§ **Exercise data**:
----------

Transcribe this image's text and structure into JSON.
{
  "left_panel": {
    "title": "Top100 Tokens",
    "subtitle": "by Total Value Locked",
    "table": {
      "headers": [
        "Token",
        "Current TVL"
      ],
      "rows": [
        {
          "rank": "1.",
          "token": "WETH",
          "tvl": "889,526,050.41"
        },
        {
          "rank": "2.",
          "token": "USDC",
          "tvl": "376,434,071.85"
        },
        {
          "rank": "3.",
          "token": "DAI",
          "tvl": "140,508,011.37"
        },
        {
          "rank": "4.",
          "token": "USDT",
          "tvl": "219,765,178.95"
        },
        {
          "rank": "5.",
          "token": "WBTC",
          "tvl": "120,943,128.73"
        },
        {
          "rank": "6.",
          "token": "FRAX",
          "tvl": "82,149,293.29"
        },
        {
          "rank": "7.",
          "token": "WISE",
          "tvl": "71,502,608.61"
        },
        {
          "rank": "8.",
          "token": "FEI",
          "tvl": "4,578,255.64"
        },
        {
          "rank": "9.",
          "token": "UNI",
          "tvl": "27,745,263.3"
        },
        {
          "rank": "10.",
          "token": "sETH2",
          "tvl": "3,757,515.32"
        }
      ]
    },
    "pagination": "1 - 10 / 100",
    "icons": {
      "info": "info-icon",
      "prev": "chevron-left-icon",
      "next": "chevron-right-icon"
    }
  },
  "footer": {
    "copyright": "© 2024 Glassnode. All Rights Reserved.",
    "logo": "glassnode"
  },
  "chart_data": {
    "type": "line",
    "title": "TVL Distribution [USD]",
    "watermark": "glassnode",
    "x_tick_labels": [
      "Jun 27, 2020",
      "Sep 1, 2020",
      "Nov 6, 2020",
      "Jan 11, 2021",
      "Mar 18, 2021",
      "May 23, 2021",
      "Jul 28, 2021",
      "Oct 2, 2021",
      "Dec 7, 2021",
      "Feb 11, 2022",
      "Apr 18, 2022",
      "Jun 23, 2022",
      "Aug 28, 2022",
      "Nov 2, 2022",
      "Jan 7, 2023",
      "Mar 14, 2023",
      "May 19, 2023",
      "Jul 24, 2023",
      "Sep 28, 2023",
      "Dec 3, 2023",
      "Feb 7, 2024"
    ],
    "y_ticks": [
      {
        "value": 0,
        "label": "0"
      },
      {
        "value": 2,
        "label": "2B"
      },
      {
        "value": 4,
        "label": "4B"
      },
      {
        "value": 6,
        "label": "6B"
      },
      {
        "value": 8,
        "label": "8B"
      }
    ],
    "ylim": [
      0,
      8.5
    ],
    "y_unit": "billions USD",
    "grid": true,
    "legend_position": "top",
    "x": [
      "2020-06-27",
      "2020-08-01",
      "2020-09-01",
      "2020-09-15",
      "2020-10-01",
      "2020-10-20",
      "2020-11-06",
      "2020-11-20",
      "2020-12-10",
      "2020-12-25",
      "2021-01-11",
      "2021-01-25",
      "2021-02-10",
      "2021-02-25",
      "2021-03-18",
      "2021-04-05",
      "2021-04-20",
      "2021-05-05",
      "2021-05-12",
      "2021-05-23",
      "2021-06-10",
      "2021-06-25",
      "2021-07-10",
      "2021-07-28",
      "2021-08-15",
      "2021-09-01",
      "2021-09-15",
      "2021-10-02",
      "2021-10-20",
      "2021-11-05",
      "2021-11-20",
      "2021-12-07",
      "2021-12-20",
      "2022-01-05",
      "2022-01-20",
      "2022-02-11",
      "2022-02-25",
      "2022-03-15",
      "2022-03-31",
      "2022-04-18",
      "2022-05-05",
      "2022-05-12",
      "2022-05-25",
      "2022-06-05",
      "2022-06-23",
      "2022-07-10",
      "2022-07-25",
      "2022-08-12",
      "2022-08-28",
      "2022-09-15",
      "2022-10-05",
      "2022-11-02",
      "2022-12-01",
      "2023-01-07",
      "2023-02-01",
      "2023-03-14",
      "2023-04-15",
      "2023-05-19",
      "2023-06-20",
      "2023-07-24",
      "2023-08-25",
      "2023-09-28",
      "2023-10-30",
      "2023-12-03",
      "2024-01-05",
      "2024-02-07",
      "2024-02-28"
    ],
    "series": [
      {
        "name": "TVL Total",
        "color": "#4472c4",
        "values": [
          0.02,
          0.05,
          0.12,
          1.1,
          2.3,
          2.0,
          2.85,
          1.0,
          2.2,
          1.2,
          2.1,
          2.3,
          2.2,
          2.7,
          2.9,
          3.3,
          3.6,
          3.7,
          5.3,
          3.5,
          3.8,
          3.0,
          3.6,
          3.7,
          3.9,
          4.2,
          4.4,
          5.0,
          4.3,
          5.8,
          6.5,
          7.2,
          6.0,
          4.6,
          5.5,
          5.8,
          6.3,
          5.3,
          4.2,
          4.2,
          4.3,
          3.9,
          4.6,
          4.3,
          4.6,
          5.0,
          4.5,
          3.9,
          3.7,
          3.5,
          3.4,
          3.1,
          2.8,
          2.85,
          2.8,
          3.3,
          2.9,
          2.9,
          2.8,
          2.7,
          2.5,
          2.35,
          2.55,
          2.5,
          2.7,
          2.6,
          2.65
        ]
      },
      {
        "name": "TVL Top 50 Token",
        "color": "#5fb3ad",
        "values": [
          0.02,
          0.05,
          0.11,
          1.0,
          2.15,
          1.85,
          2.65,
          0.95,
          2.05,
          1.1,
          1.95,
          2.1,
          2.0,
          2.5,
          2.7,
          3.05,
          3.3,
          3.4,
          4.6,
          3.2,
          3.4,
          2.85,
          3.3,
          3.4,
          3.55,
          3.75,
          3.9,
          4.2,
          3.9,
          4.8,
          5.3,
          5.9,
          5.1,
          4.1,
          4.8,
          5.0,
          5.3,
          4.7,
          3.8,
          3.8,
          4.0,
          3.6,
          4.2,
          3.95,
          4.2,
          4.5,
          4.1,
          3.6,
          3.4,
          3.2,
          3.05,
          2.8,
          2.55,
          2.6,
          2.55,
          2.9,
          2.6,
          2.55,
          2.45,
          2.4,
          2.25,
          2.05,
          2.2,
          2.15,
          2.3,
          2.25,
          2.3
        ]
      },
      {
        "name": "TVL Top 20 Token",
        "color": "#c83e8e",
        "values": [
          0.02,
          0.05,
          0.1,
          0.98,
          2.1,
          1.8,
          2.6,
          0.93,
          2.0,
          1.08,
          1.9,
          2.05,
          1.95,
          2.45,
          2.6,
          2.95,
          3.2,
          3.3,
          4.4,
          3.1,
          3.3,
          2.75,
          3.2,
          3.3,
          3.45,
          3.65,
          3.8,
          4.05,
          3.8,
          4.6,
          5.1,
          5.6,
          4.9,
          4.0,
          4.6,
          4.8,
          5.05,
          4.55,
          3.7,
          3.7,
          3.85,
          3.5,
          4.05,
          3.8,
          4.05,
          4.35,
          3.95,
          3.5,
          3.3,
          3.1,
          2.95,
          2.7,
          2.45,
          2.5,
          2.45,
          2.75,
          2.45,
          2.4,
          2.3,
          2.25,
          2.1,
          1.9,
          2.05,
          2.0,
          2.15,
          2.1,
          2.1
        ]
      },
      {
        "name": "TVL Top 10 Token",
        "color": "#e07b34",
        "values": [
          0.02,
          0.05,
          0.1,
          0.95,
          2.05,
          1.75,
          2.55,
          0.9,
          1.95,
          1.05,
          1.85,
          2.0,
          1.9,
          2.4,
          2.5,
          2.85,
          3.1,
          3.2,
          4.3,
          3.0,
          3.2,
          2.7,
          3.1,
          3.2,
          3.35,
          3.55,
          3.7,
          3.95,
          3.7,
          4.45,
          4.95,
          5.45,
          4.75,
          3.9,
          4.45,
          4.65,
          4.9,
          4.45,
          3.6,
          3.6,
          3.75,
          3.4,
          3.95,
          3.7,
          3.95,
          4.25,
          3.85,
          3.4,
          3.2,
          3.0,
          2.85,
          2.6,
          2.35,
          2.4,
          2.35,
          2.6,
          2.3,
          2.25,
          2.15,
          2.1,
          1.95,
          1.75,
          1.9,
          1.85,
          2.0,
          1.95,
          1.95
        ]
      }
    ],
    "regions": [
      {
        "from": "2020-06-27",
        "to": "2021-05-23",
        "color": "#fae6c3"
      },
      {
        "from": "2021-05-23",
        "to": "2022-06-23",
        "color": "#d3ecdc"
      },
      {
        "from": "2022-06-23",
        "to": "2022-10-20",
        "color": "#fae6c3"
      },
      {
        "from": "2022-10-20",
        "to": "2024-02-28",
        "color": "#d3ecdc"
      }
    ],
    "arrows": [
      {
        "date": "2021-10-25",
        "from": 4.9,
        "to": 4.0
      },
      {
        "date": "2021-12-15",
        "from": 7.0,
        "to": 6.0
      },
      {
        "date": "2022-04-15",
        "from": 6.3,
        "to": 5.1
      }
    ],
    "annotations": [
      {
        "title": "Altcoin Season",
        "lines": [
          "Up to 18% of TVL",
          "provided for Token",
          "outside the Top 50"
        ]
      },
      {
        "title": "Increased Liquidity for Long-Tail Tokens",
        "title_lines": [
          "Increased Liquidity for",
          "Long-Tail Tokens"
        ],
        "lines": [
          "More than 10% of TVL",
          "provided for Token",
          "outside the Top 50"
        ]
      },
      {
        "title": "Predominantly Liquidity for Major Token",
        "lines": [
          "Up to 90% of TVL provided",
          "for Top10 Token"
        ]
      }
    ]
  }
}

----------

§ **Description of the task**: Note each line of the entries that has "Liquidity" in it, and copy those lines.

§ **The solution**:
        "title": "Increased Liquidity for Long-Tail Tokens",
          "Increased Liquidity for",
        "title": "Predominantly Liquidity for Major Token",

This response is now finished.